ページ本文:
------------------------------------
TBSラジオで放送中の「ACTION」。木曜パーソナリティは、羽田圭介さん。

9月24日(木)のゲストは、小説家の長嶋有さん。TBSラジオ『たまむすび』ではブルボン小林さんとしてお馴染みです。羽田圭介さんは「最終回のゲストは、長嶋さんしかいらっしゃらないだろう」とおっしゃっていました。今日は長嶋さんの新刊『今も未来も変わらない』についてたっぷりお伺いしました。

『今も未来も変わらない』あらすじ…
主人公の星子は40代のシングルマザー。職業はあまり売れていない小説家。大学受験を控えた娘を見守りながら、娯楽好きの親友とカラオケやスーパー銭湯などのレジャーを楽しむ日々を送っている。そんなある日、ひょんなことから20代の男性との間に恋が芽生える。年齢差に戸惑いつつも、久しぶりの感情に喜ぶ星子。果たして恋の行方は…?

羽田:これは婦人公論で連載された小説ですが、本の装丁がユニークです。婦人公論の装丁そのまんまです(笑)

長嶋:画像検索すると、皆さん勘違いされます(笑)

羽田:「婦人公論」という文字が一番目立ってますからね。その中の大きい特集が、長嶋有さんが書かれた「今も未来も変わらない」のように見えます(笑)

長嶋:白バックでモデル立ちしているというのも、篠山紀信さんがそういった写真を撮って表紙にしているのを完全に模倣しています。
------------------------------------
データセットの行:
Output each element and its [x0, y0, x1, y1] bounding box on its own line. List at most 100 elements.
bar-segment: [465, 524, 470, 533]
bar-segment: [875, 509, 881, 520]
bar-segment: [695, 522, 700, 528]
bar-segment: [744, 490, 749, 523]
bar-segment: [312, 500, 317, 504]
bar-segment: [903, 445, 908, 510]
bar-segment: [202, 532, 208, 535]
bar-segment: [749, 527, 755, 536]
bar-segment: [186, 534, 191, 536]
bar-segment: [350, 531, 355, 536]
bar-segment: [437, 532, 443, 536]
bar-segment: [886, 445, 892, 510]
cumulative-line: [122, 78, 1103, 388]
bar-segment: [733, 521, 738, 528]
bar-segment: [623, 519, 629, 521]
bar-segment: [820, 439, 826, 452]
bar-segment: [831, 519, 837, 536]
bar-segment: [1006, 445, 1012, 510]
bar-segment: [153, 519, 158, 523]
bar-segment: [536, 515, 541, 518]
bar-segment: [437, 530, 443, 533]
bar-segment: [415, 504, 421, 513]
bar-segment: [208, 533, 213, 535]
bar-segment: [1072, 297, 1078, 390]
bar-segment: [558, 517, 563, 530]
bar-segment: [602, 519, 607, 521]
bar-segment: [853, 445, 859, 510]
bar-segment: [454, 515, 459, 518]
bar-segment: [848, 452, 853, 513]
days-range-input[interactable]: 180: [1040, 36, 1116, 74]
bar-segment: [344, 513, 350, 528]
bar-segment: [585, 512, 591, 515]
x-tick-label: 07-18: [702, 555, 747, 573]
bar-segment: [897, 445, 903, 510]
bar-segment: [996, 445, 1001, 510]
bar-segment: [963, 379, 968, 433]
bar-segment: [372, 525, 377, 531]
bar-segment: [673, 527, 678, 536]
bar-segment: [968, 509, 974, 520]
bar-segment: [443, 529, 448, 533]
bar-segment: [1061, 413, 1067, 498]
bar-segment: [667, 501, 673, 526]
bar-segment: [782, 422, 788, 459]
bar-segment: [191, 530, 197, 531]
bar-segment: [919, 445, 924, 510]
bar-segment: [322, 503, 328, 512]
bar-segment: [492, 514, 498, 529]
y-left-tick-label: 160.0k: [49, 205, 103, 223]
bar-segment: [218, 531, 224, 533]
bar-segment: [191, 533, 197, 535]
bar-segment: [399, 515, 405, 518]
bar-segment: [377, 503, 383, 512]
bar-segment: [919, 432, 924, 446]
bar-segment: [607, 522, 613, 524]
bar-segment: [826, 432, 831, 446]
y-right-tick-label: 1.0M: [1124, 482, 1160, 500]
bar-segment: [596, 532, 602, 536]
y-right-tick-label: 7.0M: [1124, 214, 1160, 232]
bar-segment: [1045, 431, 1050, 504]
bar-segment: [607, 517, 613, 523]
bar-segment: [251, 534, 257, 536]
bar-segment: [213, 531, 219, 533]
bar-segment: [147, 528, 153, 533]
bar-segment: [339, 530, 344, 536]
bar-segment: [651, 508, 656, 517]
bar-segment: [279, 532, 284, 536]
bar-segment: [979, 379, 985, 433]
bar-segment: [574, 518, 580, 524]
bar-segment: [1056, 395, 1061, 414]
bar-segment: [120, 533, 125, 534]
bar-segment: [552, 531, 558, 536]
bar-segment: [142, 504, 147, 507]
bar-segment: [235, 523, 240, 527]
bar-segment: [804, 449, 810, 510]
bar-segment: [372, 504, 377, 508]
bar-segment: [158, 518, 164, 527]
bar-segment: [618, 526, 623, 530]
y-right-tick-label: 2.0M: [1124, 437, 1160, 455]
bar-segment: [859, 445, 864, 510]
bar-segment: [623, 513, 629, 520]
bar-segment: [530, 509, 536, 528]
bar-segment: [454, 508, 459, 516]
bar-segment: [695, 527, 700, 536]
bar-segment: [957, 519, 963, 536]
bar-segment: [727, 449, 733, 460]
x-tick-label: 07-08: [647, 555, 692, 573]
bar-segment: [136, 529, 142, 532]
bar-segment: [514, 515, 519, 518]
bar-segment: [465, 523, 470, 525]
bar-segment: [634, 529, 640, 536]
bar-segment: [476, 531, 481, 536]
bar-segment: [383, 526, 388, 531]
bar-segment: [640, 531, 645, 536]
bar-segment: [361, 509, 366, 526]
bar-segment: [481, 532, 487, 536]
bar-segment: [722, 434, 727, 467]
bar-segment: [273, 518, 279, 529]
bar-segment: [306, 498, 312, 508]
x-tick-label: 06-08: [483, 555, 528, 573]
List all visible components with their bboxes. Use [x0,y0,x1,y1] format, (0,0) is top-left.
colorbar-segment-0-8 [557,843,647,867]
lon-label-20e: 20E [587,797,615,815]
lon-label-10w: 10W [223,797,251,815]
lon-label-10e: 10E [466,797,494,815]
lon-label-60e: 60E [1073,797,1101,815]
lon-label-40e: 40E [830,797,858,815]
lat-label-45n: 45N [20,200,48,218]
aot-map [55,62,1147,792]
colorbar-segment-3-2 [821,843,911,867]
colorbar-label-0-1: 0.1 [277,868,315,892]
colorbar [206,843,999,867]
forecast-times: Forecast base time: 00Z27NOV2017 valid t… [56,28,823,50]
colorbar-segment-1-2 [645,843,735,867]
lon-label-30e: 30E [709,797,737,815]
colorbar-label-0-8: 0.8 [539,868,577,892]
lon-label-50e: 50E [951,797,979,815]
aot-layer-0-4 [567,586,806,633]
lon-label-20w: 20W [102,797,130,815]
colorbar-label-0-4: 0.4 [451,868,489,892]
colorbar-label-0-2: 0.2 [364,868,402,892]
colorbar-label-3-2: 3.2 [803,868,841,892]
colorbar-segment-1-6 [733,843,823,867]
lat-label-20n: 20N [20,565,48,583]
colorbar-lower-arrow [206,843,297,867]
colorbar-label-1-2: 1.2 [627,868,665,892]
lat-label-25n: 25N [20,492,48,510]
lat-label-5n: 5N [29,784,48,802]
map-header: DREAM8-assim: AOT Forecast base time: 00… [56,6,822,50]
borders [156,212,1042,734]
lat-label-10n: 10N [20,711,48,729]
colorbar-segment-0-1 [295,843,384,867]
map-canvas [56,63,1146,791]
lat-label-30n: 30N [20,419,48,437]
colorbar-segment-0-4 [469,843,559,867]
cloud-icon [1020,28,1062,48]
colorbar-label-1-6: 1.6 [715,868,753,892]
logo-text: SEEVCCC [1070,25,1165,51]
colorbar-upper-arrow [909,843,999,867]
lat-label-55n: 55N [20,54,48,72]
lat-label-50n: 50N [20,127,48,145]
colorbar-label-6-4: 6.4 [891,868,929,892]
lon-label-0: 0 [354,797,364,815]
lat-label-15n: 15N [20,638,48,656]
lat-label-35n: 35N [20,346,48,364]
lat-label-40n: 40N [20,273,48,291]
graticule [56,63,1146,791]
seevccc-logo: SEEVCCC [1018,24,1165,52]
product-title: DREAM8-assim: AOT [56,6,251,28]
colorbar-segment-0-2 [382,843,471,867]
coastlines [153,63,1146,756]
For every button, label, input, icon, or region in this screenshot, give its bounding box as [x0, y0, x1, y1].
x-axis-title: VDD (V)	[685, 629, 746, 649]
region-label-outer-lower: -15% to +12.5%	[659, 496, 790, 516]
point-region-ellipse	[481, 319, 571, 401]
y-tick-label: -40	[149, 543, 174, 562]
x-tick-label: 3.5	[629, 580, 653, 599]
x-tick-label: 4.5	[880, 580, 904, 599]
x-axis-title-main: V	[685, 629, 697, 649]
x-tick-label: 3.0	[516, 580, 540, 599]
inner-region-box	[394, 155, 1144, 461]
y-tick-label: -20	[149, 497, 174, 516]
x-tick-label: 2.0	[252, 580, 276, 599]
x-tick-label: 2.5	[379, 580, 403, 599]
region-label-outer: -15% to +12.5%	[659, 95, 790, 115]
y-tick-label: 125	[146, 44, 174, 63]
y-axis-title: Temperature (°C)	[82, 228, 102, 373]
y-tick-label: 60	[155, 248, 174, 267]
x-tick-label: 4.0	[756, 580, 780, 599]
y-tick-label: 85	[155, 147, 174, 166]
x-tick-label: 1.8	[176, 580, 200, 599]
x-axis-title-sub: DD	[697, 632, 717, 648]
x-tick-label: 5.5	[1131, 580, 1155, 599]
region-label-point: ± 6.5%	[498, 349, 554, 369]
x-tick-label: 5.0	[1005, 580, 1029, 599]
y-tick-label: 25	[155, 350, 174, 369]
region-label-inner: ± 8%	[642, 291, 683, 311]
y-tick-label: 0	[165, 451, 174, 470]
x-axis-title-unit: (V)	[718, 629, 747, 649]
------------------------------------
課題:
A. ページ本文の「TBSラジオで放送中の「ACTION」。木曜パーソナリティは、羽田圭介さん。」から「星子。果たして恋の行方は…?」までを、両端を含めてそのまま書き写してください。
B. ページ本文によると、『今も未来も変わらない』の主人公である星子の職業は何ですか。

解答:
A.
TBSラジオで放送中の「ACTION」。木曜パーソナリティは、羽田圭介さん。

9月24日(木)のゲストは、小説家の長嶋有さん。TBSラジオ『たまむすび』ではブルボン小林さんとしてお馴染みです。羽田圭介さんは「最終回のゲストは、長嶋さんしかいらっしゃらないだろう」とおっしゃっていました。今日は長嶋さんの新刊『今も未来も変わらない』についてたっぷりお伺いしました。

『今も未来も変わらない』あらすじ…
主人公の星子は40代のシングルマザー。職業はあまり売れていない小説家。大学受験を控えた娘を見守りながら、娯楽好きの親友とカラオケやスーパー銭湯などのレジャーを楽しむ日々を送っている。そんなある日、ひょんなことから20代の男性との間に恋が芽生える。年齢差に戸惑いつつも、久しぶりの感情に喜ぶ星子。果たして恋の行方は…?

B. あまり売れていない小説家です。